• **Instructions to follow**
From the entries below, copy out every line with "name" in it.

++++ Entries provided ++++

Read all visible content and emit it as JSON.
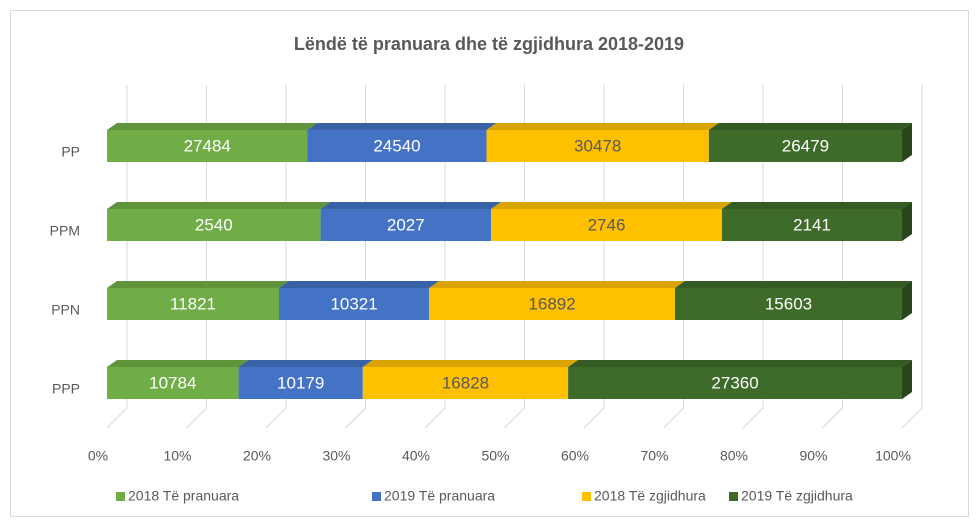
{
  "chart_data": {
    "type": "bar",
    "orientation": "horizontal",
    "stacked": "percent",
    "title": "Lëndë të pranuara dhe të zgjidhura 2018-2019",
    "categories": [
      "PP",
      "PPM",
      "PPN",
      "PPP"
    ],
    "series": [
      {
        "name": "2018 Të pranuara",
        "color": "#70ad47",
        "label_color": "#ffffff",
        "values": [
          27484,
          2540,
          11821,
          10784
        ]
      },
      {
        "name": "2019 Të pranuara",
        "color": "#4472c4",
        "label_color": "#ffffff",
        "values": [
          24540,
          2027,
          10321,
          10179
        ]
      },
      {
        "name": "2018 Të zgjidhura",
        "color": "#ffc000",
        "label_color": "#595959",
        "values": [
          30478,
          2746,
          16892,
          16828
        ]
      },
      {
        "name": "2019 Të zgjidhura",
        "color": "#3e6b2a",
        "label_color": "#ffffff",
        "values": [
          26479,
          2141,
          15603,
          27360
        ]
      }
    ],
    "xlim": [
      0,
      100
    ],
    "xticks": [
      {
        "value": 0,
        "label": "0%"
      },
      {
        "value": 10,
        "label": "10%"
      },
      {
        "value": 20,
        "label": "20%"
      },
      {
        "value": 30,
        "label": "30%"
      },
      {
        "value": 40,
        "label": "40%"
      },
      {
        "value": 50,
        "label": "50%"
      },
      {
        "value": 60,
        "label": "60%"
      },
      {
        "value": 70,
        "label": "70%"
      },
      {
        "value": 80,
        "label": "80%"
      },
      {
        "value": 90,
        "label": "90%"
      },
      {
        "value": 100,
        "label": "100%"
      }
    ],
    "grid": true,
    "legend": "bottom"
  }
}
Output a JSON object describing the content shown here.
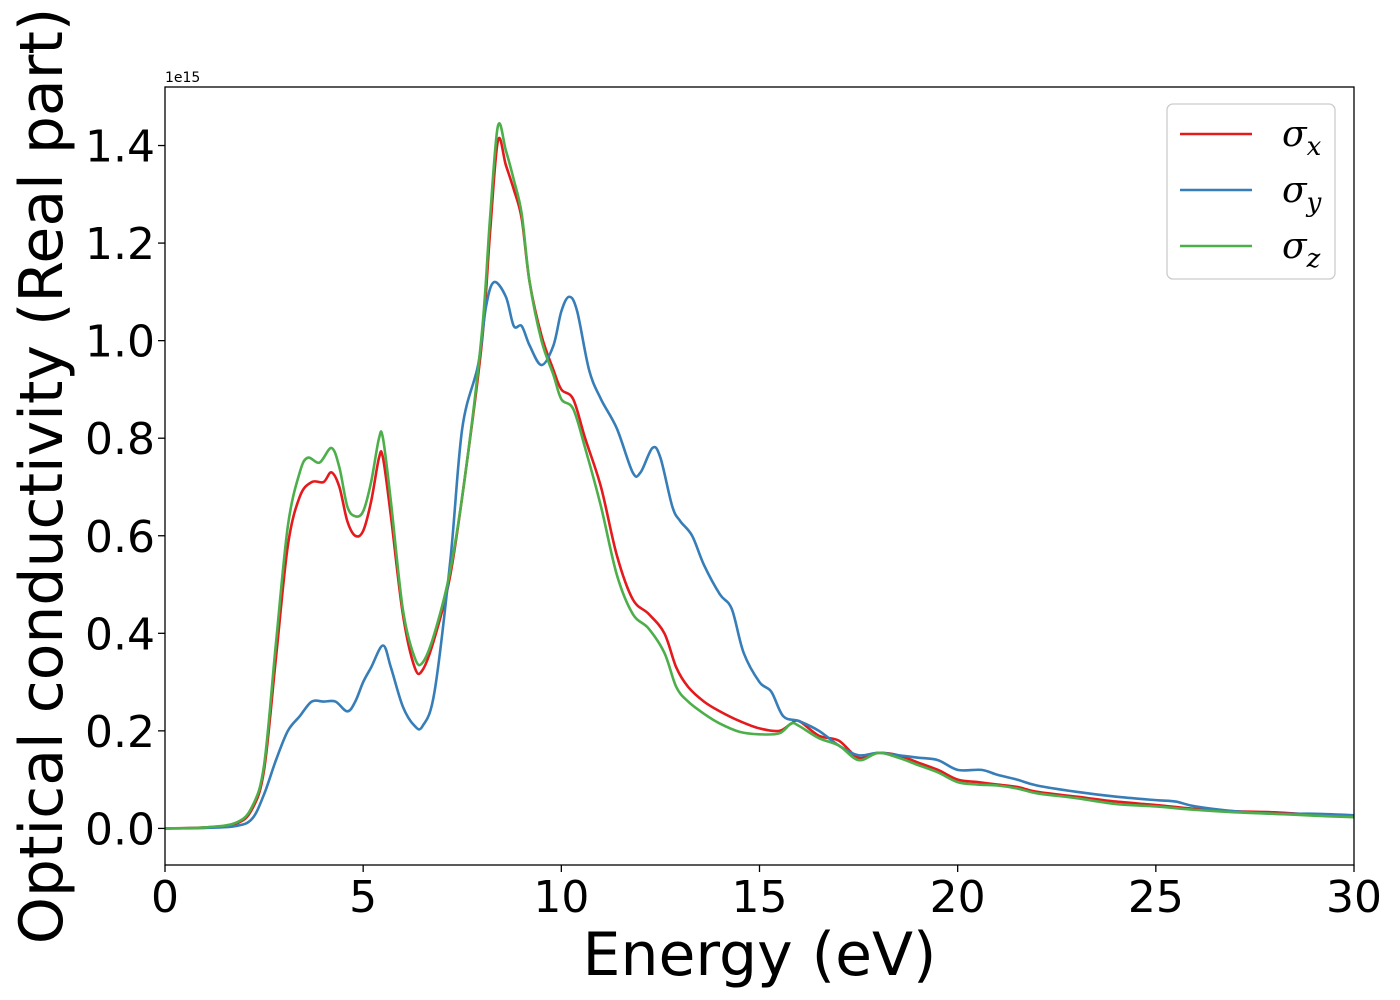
{
  "chart_data": {
    "type": "line",
    "title": "",
    "xlabel": "Energy (eV)",
    "ylabel": "Optical conductivity (Real part)",
    "y_offset_label": "1e15",
    "y_scale_factor": 1000000000000000.0,
    "xlim": [
      0,
      30
    ],
    "ylim": [
      -0.075,
      1.52
    ],
    "xticks": [
      0,
      5,
      10,
      15,
      20,
      25,
      30
    ],
    "xtick_labels": [
      "0",
      "5",
      "10",
      "15",
      "20",
      "25",
      "30"
    ],
    "yticks": [
      0.0,
      0.2,
      0.4,
      0.6,
      0.8,
      1.0,
      1.2,
      1.4
    ],
    "ytick_labels": [
      "0.0",
      "0.2",
      "0.4",
      "0.6",
      "0.8",
      "1.0",
      "1.2",
      "1.4"
    ],
    "grid": false,
    "legend_position": "top-right",
    "series": [
      {
        "name": "σx",
        "legend_symbol": "σ",
        "legend_subscript": "x",
        "color": "#e41a1c",
        "points": [
          [
            0,
            0
          ],
          [
            1,
            0.002
          ],
          [
            1.8,
            0.01
          ],
          [
            2.2,
            0.04
          ],
          [
            2.5,
            0.12
          ],
          [
            2.8,
            0.35
          ],
          [
            3.1,
            0.58
          ],
          [
            3.4,
            0.68
          ],
          [
            3.7,
            0.71
          ],
          [
            4.0,
            0.71
          ],
          [
            4.2,
            0.73
          ],
          [
            4.4,
            0.7
          ],
          [
            4.6,
            0.63
          ],
          [
            4.8,
            0.6
          ],
          [
            5.0,
            0.61
          ],
          [
            5.2,
            0.67
          ],
          [
            5.4,
            0.76
          ],
          [
            5.5,
            0.76
          ],
          [
            5.7,
            0.64
          ],
          [
            6.0,
            0.44
          ],
          [
            6.3,
            0.33
          ],
          [
            6.5,
            0.325
          ],
          [
            6.8,
            0.39
          ],
          [
            7.2,
            0.52
          ],
          [
            7.6,
            0.74
          ],
          [
            8.0,
            1.0
          ],
          [
            8.2,
            1.22
          ],
          [
            8.4,
            1.41
          ],
          [
            8.6,
            1.36
          ],
          [
            8.8,
            1.31
          ],
          [
            9.0,
            1.25
          ],
          [
            9.2,
            1.12
          ],
          [
            9.5,
            1.01
          ],
          [
            9.8,
            0.94
          ],
          [
            10.0,
            0.9
          ],
          [
            10.3,
            0.88
          ],
          [
            10.6,
            0.8
          ],
          [
            11.0,
            0.7
          ],
          [
            11.4,
            0.56
          ],
          [
            11.8,
            0.47
          ],
          [
            12.2,
            0.44
          ],
          [
            12.6,
            0.4
          ],
          [
            12.9,
            0.33
          ],
          [
            13.2,
            0.29
          ],
          [
            13.6,
            0.26
          ],
          [
            14.0,
            0.24
          ],
          [
            14.5,
            0.22
          ],
          [
            15.0,
            0.205
          ],
          [
            15.5,
            0.2
          ],
          [
            15.8,
            0.215
          ],
          [
            16.0,
            0.22
          ],
          [
            16.5,
            0.19
          ],
          [
            17.0,
            0.18
          ],
          [
            17.5,
            0.145
          ],
          [
            18.0,
            0.155
          ],
          [
            18.5,
            0.15
          ],
          [
            19.0,
            0.135
          ],
          [
            19.5,
            0.12
          ],
          [
            20.0,
            0.1
          ],
          [
            20.5,
            0.095
          ],
          [
            21.0,
            0.09
          ],
          [
            21.5,
            0.085
          ],
          [
            22.0,
            0.075
          ],
          [
            23.0,
            0.065
          ],
          [
            24.0,
            0.055
          ],
          [
            25.0,
            0.048
          ],
          [
            26.0,
            0.04
          ],
          [
            27.0,
            0.035
          ],
          [
            28.0,
            0.033
          ],
          [
            29.0,
            0.028
          ],
          [
            30.0,
            0.025
          ]
        ]
      },
      {
        "name": "σy",
        "legend_symbol": "σ",
        "legend_subscript": "y",
        "color": "#377eb8",
        "points": [
          [
            0,
            0
          ],
          [
            1,
            0.001
          ],
          [
            1.8,
            0.005
          ],
          [
            2.2,
            0.02
          ],
          [
            2.5,
            0.07
          ],
          [
            2.8,
            0.14
          ],
          [
            3.1,
            0.2
          ],
          [
            3.4,
            0.23
          ],
          [
            3.7,
            0.26
          ],
          [
            4.0,
            0.26
          ],
          [
            4.3,
            0.26
          ],
          [
            4.6,
            0.24
          ],
          [
            4.8,
            0.26
          ],
          [
            5.0,
            0.3
          ],
          [
            5.2,
            0.33
          ],
          [
            5.5,
            0.375
          ],
          [
            5.7,
            0.33
          ],
          [
            6.0,
            0.25
          ],
          [
            6.3,
            0.21
          ],
          [
            6.5,
            0.21
          ],
          [
            6.8,
            0.28
          ],
          [
            7.2,
            0.55
          ],
          [
            7.5,
            0.82
          ],
          [
            7.9,
            0.95
          ],
          [
            8.1,
            1.07
          ],
          [
            8.3,
            1.12
          ],
          [
            8.6,
            1.09
          ],
          [
            8.8,
            1.03
          ],
          [
            9.0,
            1.03
          ],
          [
            9.2,
            0.99
          ],
          [
            9.5,
            0.95
          ],
          [
            9.8,
            0.99
          ],
          [
            10.0,
            1.06
          ],
          [
            10.2,
            1.09
          ],
          [
            10.4,
            1.06
          ],
          [
            10.7,
            0.94
          ],
          [
            11.0,
            0.88
          ],
          [
            11.4,
            0.82
          ],
          [
            11.8,
            0.73
          ],
          [
            12.0,
            0.73
          ],
          [
            12.3,
            0.78
          ],
          [
            12.5,
            0.76
          ],
          [
            12.8,
            0.66
          ],
          [
            13.0,
            0.63
          ],
          [
            13.3,
            0.6
          ],
          [
            13.6,
            0.54
          ],
          [
            14.0,
            0.48
          ],
          [
            14.3,
            0.45
          ],
          [
            14.6,
            0.36
          ],
          [
            15.0,
            0.3
          ],
          [
            15.3,
            0.28
          ],
          [
            15.6,
            0.23
          ],
          [
            16.0,
            0.22
          ],
          [
            16.5,
            0.2
          ],
          [
            17.0,
            0.17
          ],
          [
            17.5,
            0.15
          ],
          [
            18.0,
            0.155
          ],
          [
            18.5,
            0.15
          ],
          [
            19.0,
            0.145
          ],
          [
            19.5,
            0.14
          ],
          [
            20.0,
            0.12
          ],
          [
            20.6,
            0.12
          ],
          [
            21.0,
            0.11
          ],
          [
            21.5,
            0.1
          ],
          [
            22.0,
            0.088
          ],
          [
            23.0,
            0.075
          ],
          [
            24.0,
            0.065
          ],
          [
            25.0,
            0.058
          ],
          [
            25.5,
            0.055
          ],
          [
            26.0,
            0.045
          ],
          [
            27.0,
            0.035
          ],
          [
            28.0,
            0.03
          ],
          [
            29.0,
            0.03
          ],
          [
            30.0,
            0.027
          ]
        ]
      },
      {
        "name": "σz",
        "legend_symbol": "σ",
        "legend_subscript": "z",
        "color": "#4daf4a",
        "points": [
          [
            0,
            0
          ],
          [
            1,
            0.002
          ],
          [
            1.8,
            0.012
          ],
          [
            2.2,
            0.045
          ],
          [
            2.5,
            0.13
          ],
          [
            2.8,
            0.38
          ],
          [
            3.1,
            0.62
          ],
          [
            3.4,
            0.73
          ],
          [
            3.6,
            0.76
          ],
          [
            3.9,
            0.75
          ],
          [
            4.2,
            0.78
          ],
          [
            4.4,
            0.74
          ],
          [
            4.6,
            0.66
          ],
          [
            4.8,
            0.64
          ],
          [
            5.0,
            0.65
          ],
          [
            5.2,
            0.71
          ],
          [
            5.4,
            0.8
          ],
          [
            5.5,
            0.8
          ],
          [
            5.7,
            0.67
          ],
          [
            6.0,
            0.45
          ],
          [
            6.3,
            0.35
          ],
          [
            6.5,
            0.34
          ],
          [
            6.8,
            0.4
          ],
          [
            7.2,
            0.53
          ],
          [
            7.6,
            0.74
          ],
          [
            8.0,
            1.02
          ],
          [
            8.2,
            1.25
          ],
          [
            8.4,
            1.44
          ],
          [
            8.6,
            1.39
          ],
          [
            8.8,
            1.33
          ],
          [
            9.0,
            1.26
          ],
          [
            9.2,
            1.12
          ],
          [
            9.5,
            1.0
          ],
          [
            9.8,
            0.93
          ],
          [
            10.0,
            0.88
          ],
          [
            10.3,
            0.86
          ],
          [
            10.6,
            0.78
          ],
          [
            11.0,
            0.66
          ],
          [
            11.4,
            0.52
          ],
          [
            11.8,
            0.44
          ],
          [
            12.2,
            0.41
          ],
          [
            12.6,
            0.36
          ],
          [
            12.9,
            0.29
          ],
          [
            13.2,
            0.26
          ],
          [
            13.6,
            0.235
          ],
          [
            14.0,
            0.215
          ],
          [
            14.5,
            0.198
          ],
          [
            15.0,
            0.193
          ],
          [
            15.5,
            0.195
          ],
          [
            15.8,
            0.215
          ],
          [
            16.0,
            0.21
          ],
          [
            16.5,
            0.185
          ],
          [
            17.0,
            0.17
          ],
          [
            17.5,
            0.14
          ],
          [
            18.0,
            0.155
          ],
          [
            18.5,
            0.145
          ],
          [
            19.0,
            0.13
          ],
          [
            19.5,
            0.115
          ],
          [
            20.0,
            0.095
          ],
          [
            20.5,
            0.09
          ],
          [
            21.0,
            0.088
          ],
          [
            21.5,
            0.082
          ],
          [
            22.0,
            0.072
          ],
          [
            23.0,
            0.062
          ],
          [
            24.0,
            0.05
          ],
          [
            25.0,
            0.045
          ],
          [
            26.0,
            0.038
          ],
          [
            27.0,
            0.033
          ],
          [
            28.0,
            0.03
          ],
          [
            29.0,
            0.026
          ],
          [
            30.0,
            0.023
          ]
        ]
      }
    ]
  }
}
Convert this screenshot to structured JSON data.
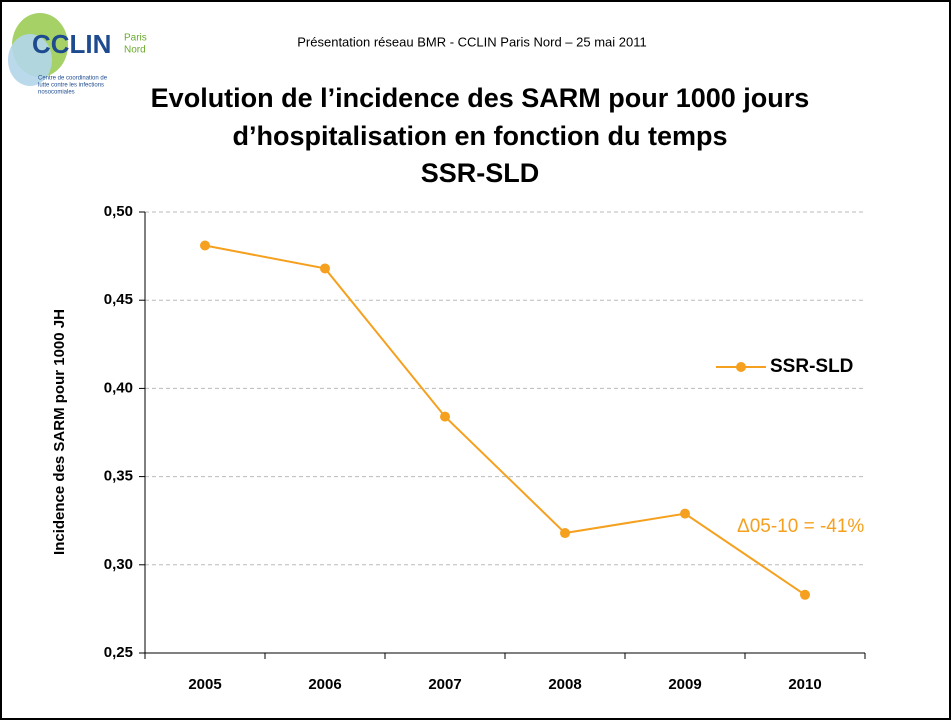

++++

• **Answer to this problem**
        "name": "2018 Të pranuara",
        "name": "2019 Të pranuara",
        "name": "2018 Të zgjidhura",
        "name": "2019 Të zgjidhura",
        "name": "σx",
        "name": "σy",
        "name": "σz",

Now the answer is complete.